§ CHALLENGE:
Copy each line below in which the string "поклав" occurs.

+===+

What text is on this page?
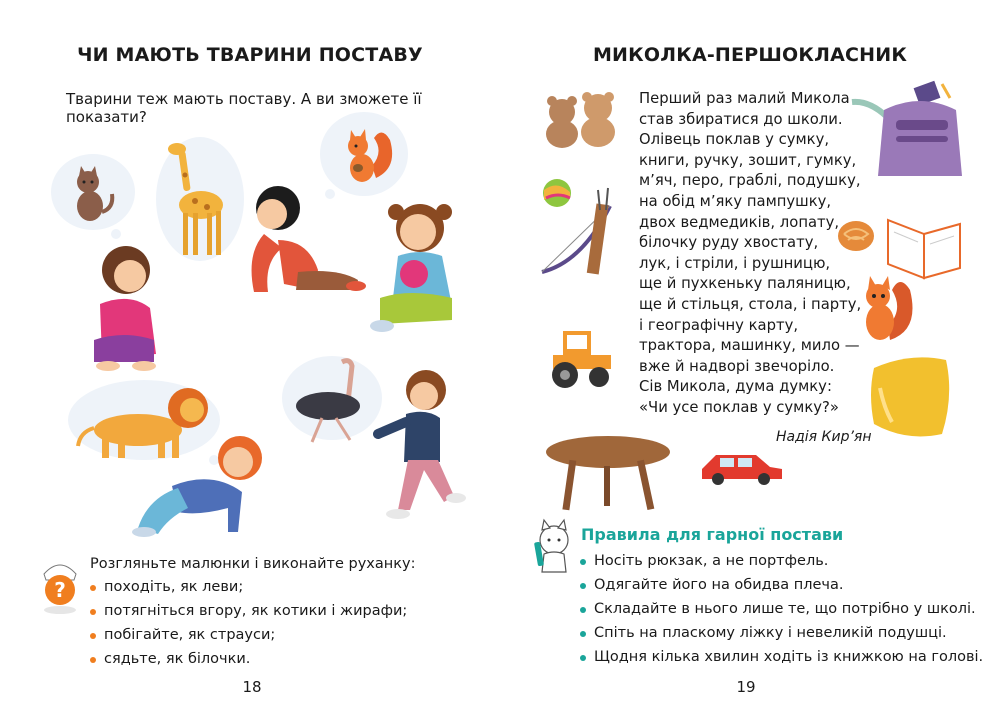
ЧИ МАЮТЬ ТВАРИНИ ПОСТАВУ
Тварини теж мають поставу. А ви зможете її показати?
?
Розгляньте малюнки і виконайте руханку:
походіть, як леви;
потягніться вгору, як котики і жирафи;
побігайте, як страуси;
сядьте, як білочки.
18
МИКОЛКА-ПЕРШОКЛАСНИК
Перший раз малий Микола
став збиратися до школи.
Олівець поклав у сумку,
книги, ручку, зошит, гумку,
м’яч, перо, граблі, подушку,
на обід м’яку пампушку,
двох ведмедиків, лопату,
білочку руду хвостату,
лук, і стріли, і рушницю,
ще й пухкеньку паляницю,
ще й стільця, стола, і парту,
і географічну карту,
трактора, машинку, мило —
вже й надворі звечоріло.
Сів Микола, дума думку:
«Чи усе поклав у сумку?»
Надія Кир’ян
Правила для гарної постави
Носіть рюкзак, а не портфель.
Одягайте його на обидва плеча.
Складайте в нього лише те, що потрібно у школі.
Спіть на пласкому ліжку і невеликій подушці.
Щодня кілька хвилин ходіть із книжкою на голові.
19
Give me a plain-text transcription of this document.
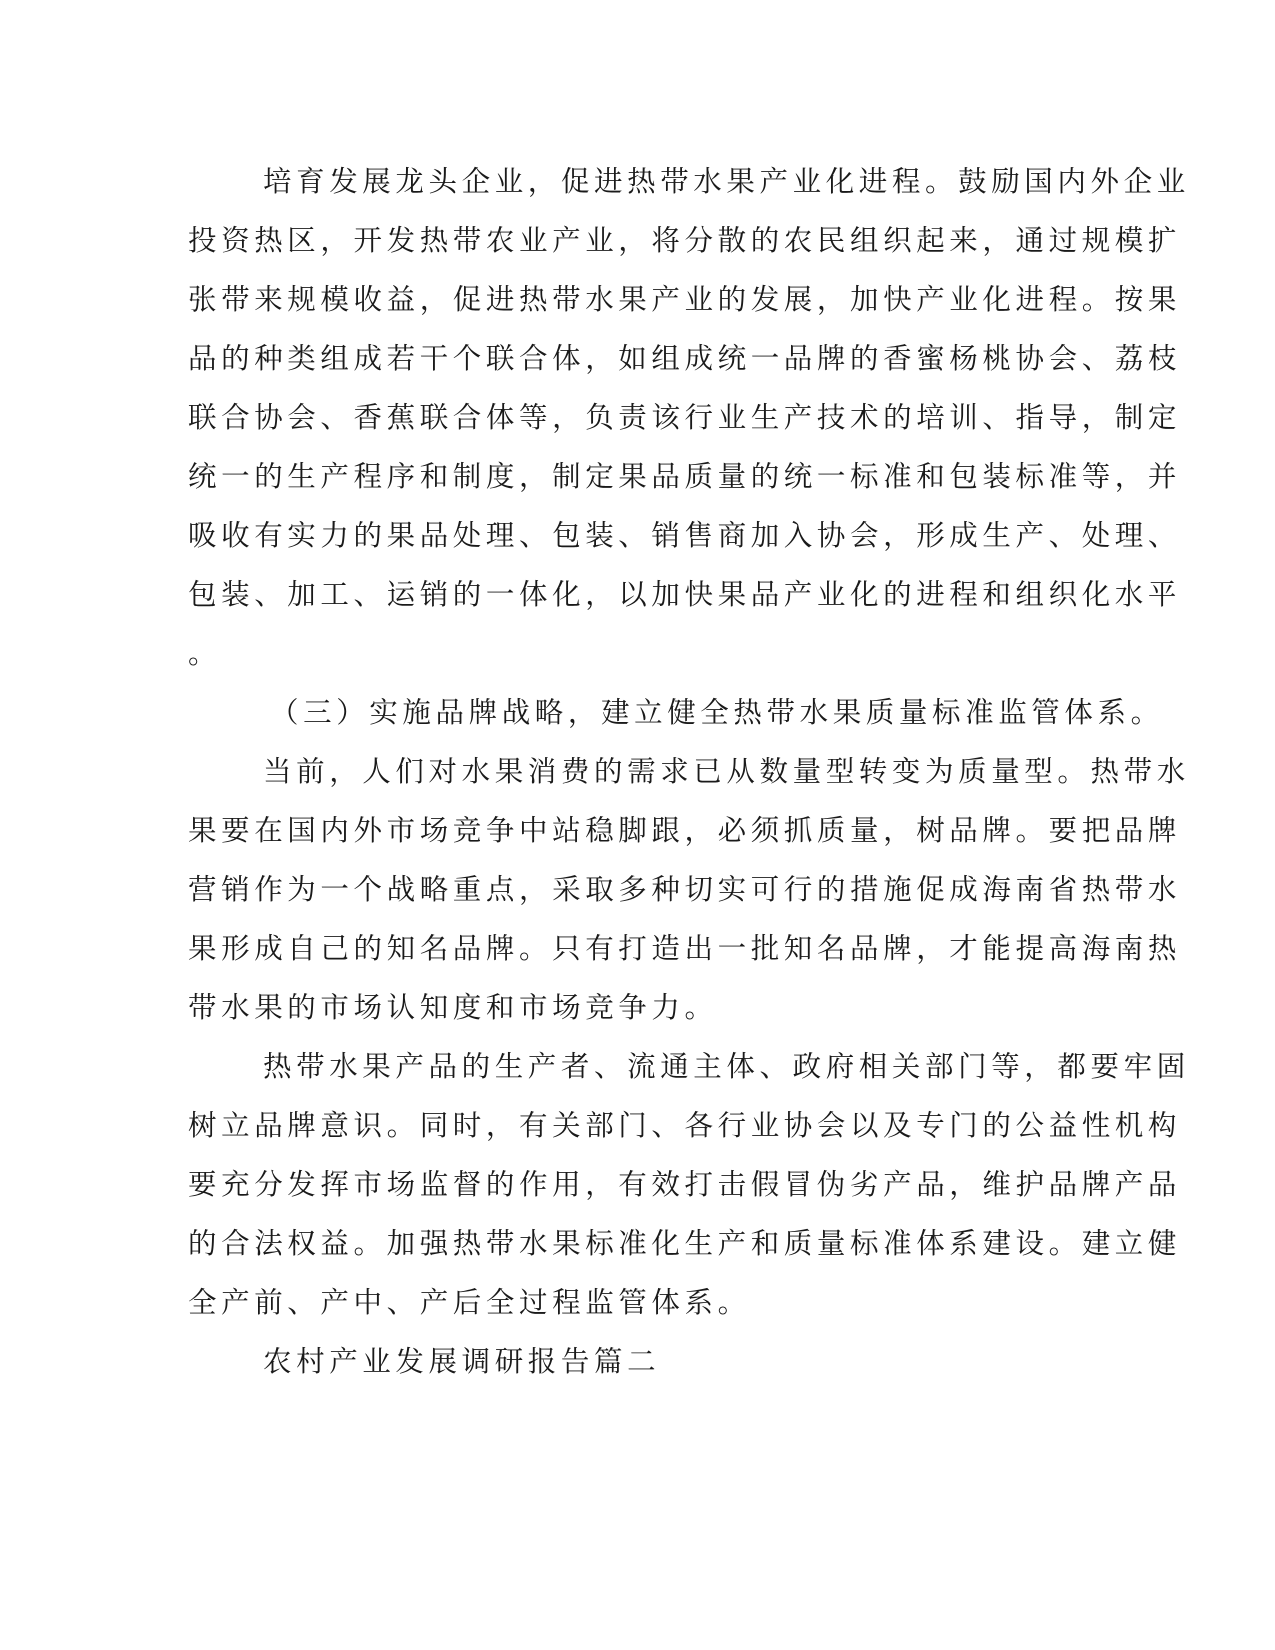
培育发展龙头企业，促进热带水果产业化进程。鼓励国内外企业

投资热区，开发热带农业产业，将分散的农民组织起来，通过规模扩

张带来规模收益，促进热带水果产业的发展，加快产业化进程。按果

品的种类组成若干个联合体，如组成统一品牌的香蜜杨桃协会、荔枝

联合协会、香蕉联合体等，负责该行业生产技术的培训、指导，制定

统一的生产程序和制度，制定果品质量的统一标准和包装标准等，并

吸收有实力的果品处理、包装、销售商加入协会，形成生产、处理、

包装、加工、运销的一体化，以加快果品产业化的进程和组织化水平

。

（三）实施品牌战略，建立健全热带水果质量标准监管体系。

当前，人们对水果消费的需求已从数量型转变为质量型。热带水

果要在国内外市场竞争中站稳脚跟，必须抓质量，树品牌。要把品牌

营销作为一个战略重点，采取多种切实可行的措施促成海南省热带水

果形成自己的知名品牌。只有打造出一批知名品牌，才能提高海南热

带水果的市场认知度和市场竞争力。

热带水果产品的生产者、流通主体、政府相关部门等，都要牢固

树立品牌意识。同时，有关部门、各行业协会以及专门的公益性机构

要充分发挥市场监督的作用，有效打击假冒伪劣产品，维护品牌产品

的合法权益。加强热带水果标准化生产和质量标准体系建设。建立健

全产前、产中、产后全过程监管体系。

农村产业发展调研报告篇二
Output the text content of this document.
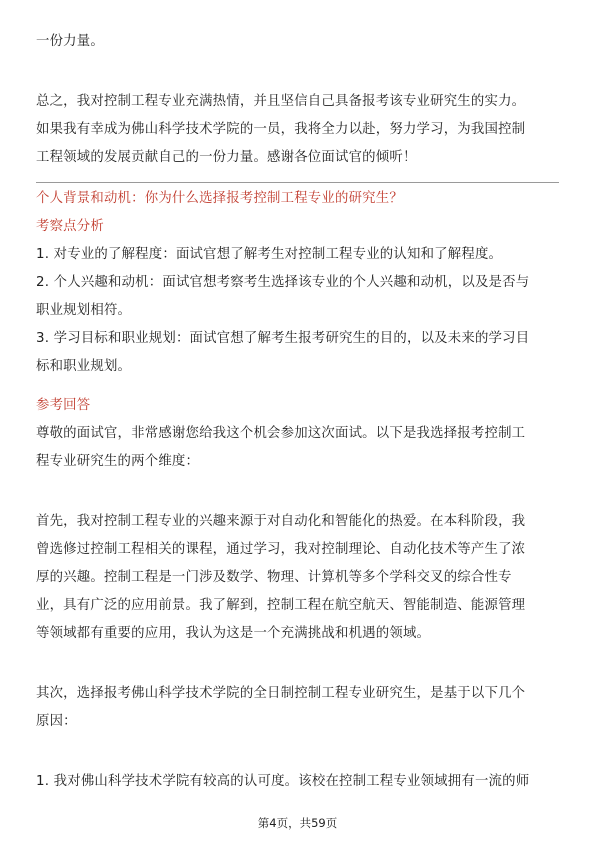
一份力量。
总之，我对控制工程专业充满热情，并且坚信自己具备报考该专业研究生的实力。
如果我有幸成为佛山科学技术学院的一员，我将全力以赴，努力学习，为我国控制
工程领域的发展贡献自己的一份力量。感谢各位面试官的倾听！
个人背景和动机：你为什么选择报考控制工程专业的研究生？
考察点分析
1. 对专业的了解程度：面试官想了解考生对控制工程专业的认知和了解程度。
2. 个人兴趣和动机：面试官想考察考生选择该专业的个人兴趣和动机，以及是否与
职业规划相符。
3. 学习目标和职业规划：面试官想了解考生报考研究生的目的，以及未来的学习目
标和职业规划。
参考回答
尊敬的面试官，非常感谢您给我这个机会参加这次面试。以下是我选择报考控制工
程专业研究生的两个维度：
首先，我对控制工程专业的兴趣来源于对自动化和智能化的热爱。在本科阶段，我
曾选修过控制工程相关的课程，通过学习，我对控制理论、自动化技术等产生了浓
厚的兴趣。控制工程是一门涉及数学、物理、计算机等多个学科交叉的综合性专
业，具有广泛的应用前景。我了解到，控制工程在航空航天、智能制造、能源管理
等领域都有重要的应用，我认为这是一个充满挑战和机遇的领域。
其次，选择报考佛山科学技术学院的全日制控制工程专业研究生，是基于以下几个
原因：
1. 我对佛山科学技术学院有较高的认可度。该校在控制工程专业领域拥有一流的师
第4页，共59页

+===+

§ SOLVED EXERCISE:
Олівець поклав у сумку,
«Чи усе поклав у сумку?»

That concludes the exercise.